OBJECTIVE: Filter the entries and keep only the lines where the string "Sociable" appears.

MATERIAL SHOWN:
****************
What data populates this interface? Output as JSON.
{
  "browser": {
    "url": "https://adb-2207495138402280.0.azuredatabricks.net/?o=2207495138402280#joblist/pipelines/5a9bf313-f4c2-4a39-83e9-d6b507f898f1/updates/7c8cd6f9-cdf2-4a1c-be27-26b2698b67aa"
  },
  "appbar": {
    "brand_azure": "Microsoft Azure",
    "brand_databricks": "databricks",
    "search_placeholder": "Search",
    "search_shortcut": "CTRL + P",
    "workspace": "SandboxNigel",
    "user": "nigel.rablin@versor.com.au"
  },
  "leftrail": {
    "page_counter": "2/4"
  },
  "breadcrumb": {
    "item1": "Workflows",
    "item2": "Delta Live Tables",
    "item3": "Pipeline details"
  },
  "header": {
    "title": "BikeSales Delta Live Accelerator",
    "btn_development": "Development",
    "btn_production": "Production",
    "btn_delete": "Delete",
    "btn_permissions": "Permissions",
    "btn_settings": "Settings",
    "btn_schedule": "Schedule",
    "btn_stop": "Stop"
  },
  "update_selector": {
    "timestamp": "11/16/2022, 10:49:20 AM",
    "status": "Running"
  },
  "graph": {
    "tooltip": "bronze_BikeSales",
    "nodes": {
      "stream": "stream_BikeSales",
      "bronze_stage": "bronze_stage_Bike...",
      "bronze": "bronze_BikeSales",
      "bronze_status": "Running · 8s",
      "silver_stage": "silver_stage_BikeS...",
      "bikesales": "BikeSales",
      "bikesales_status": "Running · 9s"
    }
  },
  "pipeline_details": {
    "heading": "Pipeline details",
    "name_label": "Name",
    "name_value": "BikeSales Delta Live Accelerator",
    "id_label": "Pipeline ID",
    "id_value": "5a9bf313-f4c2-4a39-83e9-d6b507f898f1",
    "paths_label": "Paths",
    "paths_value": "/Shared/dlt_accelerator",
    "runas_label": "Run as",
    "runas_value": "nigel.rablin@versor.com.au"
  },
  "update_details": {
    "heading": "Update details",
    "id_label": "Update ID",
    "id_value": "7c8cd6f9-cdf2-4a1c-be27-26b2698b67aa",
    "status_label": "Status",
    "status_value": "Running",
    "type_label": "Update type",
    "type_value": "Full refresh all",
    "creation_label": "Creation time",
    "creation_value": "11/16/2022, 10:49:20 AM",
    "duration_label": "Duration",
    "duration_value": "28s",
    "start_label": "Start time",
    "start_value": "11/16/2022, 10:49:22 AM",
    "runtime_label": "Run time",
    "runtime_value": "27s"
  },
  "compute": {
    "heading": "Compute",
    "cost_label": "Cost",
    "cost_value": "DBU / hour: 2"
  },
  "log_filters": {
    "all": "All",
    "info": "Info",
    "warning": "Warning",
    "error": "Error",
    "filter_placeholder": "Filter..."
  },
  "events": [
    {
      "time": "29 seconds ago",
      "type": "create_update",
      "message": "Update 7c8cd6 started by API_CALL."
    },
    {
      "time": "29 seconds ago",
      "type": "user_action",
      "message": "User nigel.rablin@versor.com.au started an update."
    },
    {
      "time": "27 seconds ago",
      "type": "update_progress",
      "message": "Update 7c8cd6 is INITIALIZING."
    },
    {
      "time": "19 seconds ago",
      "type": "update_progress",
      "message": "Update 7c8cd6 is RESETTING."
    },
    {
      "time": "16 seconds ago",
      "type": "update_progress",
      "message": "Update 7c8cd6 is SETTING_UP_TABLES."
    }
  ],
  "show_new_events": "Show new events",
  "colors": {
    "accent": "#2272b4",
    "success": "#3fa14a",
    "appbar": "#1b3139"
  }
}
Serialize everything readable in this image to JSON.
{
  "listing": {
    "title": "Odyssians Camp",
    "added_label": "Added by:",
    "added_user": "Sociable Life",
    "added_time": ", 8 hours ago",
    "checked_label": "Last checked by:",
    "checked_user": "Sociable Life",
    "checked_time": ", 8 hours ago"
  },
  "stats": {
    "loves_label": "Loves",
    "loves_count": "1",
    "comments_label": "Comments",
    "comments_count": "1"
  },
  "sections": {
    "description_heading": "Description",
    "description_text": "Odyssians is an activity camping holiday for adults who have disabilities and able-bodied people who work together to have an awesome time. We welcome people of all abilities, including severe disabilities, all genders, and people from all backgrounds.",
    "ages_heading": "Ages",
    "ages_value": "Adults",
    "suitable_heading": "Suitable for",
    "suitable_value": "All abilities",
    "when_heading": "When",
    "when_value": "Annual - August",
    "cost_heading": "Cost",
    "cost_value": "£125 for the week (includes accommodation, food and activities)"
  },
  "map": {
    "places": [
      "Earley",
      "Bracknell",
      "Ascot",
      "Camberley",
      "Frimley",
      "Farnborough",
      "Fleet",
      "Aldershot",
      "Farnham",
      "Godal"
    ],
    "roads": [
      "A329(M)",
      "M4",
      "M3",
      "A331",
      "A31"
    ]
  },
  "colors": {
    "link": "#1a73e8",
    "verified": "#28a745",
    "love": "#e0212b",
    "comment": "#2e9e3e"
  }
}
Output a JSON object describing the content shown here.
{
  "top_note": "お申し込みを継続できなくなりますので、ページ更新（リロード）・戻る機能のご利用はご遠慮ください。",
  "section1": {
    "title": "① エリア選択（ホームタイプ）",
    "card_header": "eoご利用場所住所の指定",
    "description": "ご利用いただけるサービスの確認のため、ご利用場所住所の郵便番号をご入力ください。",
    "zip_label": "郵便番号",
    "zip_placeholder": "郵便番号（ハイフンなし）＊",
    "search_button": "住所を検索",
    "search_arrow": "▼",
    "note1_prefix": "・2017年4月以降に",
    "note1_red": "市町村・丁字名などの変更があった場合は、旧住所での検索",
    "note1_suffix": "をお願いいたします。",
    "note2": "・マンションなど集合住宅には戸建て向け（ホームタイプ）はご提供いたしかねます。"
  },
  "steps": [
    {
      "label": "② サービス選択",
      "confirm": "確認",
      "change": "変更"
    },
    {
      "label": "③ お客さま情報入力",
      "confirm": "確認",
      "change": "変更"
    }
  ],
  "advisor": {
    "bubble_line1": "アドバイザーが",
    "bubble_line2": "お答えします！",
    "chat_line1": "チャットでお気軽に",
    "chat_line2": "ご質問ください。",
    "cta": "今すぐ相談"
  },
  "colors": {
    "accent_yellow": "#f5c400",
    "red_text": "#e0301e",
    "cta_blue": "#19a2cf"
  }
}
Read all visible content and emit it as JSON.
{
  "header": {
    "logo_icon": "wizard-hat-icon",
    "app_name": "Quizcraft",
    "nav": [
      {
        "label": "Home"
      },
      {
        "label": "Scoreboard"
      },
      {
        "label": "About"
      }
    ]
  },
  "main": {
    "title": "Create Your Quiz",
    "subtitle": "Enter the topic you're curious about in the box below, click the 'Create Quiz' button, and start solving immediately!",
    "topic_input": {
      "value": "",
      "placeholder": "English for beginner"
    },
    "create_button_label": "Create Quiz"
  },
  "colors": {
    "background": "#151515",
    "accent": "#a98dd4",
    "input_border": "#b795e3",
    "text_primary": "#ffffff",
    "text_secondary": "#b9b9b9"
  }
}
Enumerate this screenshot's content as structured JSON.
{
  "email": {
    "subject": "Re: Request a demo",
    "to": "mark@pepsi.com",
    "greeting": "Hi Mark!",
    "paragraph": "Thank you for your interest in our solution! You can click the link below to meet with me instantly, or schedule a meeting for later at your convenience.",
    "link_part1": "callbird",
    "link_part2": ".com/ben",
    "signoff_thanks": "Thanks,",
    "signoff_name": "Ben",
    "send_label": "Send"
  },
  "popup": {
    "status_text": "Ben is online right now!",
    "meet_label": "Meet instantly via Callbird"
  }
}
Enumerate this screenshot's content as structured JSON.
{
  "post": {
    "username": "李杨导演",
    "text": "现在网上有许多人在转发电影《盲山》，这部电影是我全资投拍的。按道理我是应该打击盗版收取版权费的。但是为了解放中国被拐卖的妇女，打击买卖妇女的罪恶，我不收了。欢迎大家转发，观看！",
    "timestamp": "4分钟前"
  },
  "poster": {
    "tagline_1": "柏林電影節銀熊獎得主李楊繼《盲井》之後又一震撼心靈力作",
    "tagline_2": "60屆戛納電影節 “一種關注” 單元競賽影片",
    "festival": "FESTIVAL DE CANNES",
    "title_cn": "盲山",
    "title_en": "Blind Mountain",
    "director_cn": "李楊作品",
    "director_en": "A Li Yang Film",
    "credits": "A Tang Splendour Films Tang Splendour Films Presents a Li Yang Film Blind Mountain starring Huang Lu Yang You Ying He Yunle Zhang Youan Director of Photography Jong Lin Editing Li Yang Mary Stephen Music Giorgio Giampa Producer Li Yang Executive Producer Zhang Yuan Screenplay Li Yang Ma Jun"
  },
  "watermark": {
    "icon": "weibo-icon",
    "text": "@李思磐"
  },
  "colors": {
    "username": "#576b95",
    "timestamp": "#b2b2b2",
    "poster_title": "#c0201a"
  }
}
****************
ANSWER:
    "added_user": "Sociable Life",
    "checked_user": "Sociable Life",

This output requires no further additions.